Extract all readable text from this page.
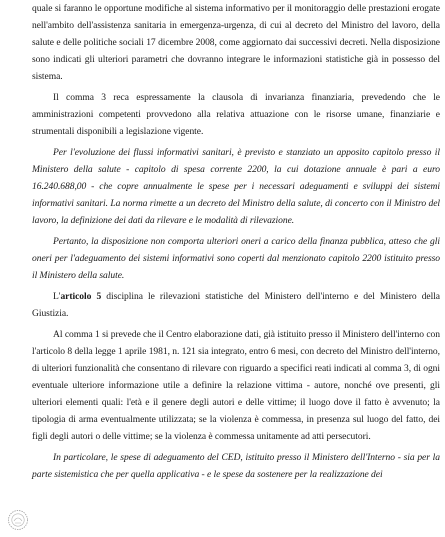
quale si faranno le opportune modifiche al sistema informativo per il monitoraggio delle prestazioni erogate nell'ambito dell'assistenza sanitaria in emergenza-urgenza, di cui al decreto del Ministro del lavoro, della salute e delle politiche sociali 17 dicembre 2008, come aggiornato dai successivi decreti. Nella disposizione sono indicati gli ulteriori parametri che dovranno integrare le informazioni statistiche già in possesso del sistema.

Il comma 3 reca espressamente la clausola di invarianza finanziaria, prevedendo che le amministrazioni competenti provvedono alla relativa attuazione con le risorse umane, finanziarie e strumentali disponibili a legislazione vigente.

Per l'evoluzione dei flussi informativi sanitari, è previsto e stanziato un apposito capitolo presso il Ministero della salute - capitolo di spesa corrente 2200, la cui dotazione annuale è pari a euro 16.240.688,00 - che copre annualmente le spese per i necessari adeguamenti e sviluppi dei sistemi informativi sanitari. La norma rimette a un decreto del Ministro della salute, di concerto con il Ministro del lavoro, la definizione dei dati da rilevare e le modalità di rilevazione.

Pertanto, la disposizione non comporta ulteriori oneri a carico della finanza pubblica, atteso che gli oneri per l'adeguamento dei sistemi informativi sono coperti dal menzionato capitolo 2200 istituito presso il Ministero della salute.

L'articolo 5 disciplina le rilevazioni statistiche del Ministero dell'interno e del Ministero della Giustizia.

Al comma 1 si prevede che il Centro elaborazione dati, già istituito presso il Ministero dell'interno con l'articolo 8 della legge 1 aprile 1981, n. 121 sia integrato, entro 6 mesi, con decreto del Ministro dell'interno, di ulteriori funzionalità che consentano di rilevare con riguardo a specifici reati indicati al comma 3, di ogni eventuale ulteriore informazione utile a definire la relazione vittima - autore, nonché ove presenti, gli ulteriori elementi quali: l'età e il genere degli autori e delle vittime; il luogo dove il fatto è avvenuto; la tipologia di arma eventualmente utilizzata; se la violenza è commessa, in presenza sul luogo del fatto, dei figli degli autori o delle vittime; se la violenza è commessa unitamente ad atti persecutori.

In particolare, le spese di adeguamento del CED, istituito presso il Ministero dell'Interno - sia per la parte sistemistica che per quella applicativa - e le spese da sostenere per la realizzazione dei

——————

▶ WHAT YOU HAVE TO DO
Gather up every line in the data above that contains the word "capitolo", copying each one.

▶ OUTPUT FOR THIS EXERCISE
Per l'evoluzione dei flussi informativi sanitari, è previsto e stanziato un apposito capitolo presso il Ministero della salute - capitolo di spesa corrente 2200, la cui dotazione annuale è pari a euro 16.240.688,00 - che copre annualmente le spese per i necessari adeguamenti e sviluppi dei sistemi informativi sanitari. La norma rimette a un decreto del Ministro della salute, di concerto con il Ministro del lavoro, la definizione dei dati da rilevare e le modalità di rilevazione.
Pertanto, la disposizione non comporta ulteriori oneri a carico della finanza pubblica, atteso che gli oneri per l'adeguamento dei sistemi informativi sono coperti dal menzionato capitolo 2200 istituito presso il Ministero della salute.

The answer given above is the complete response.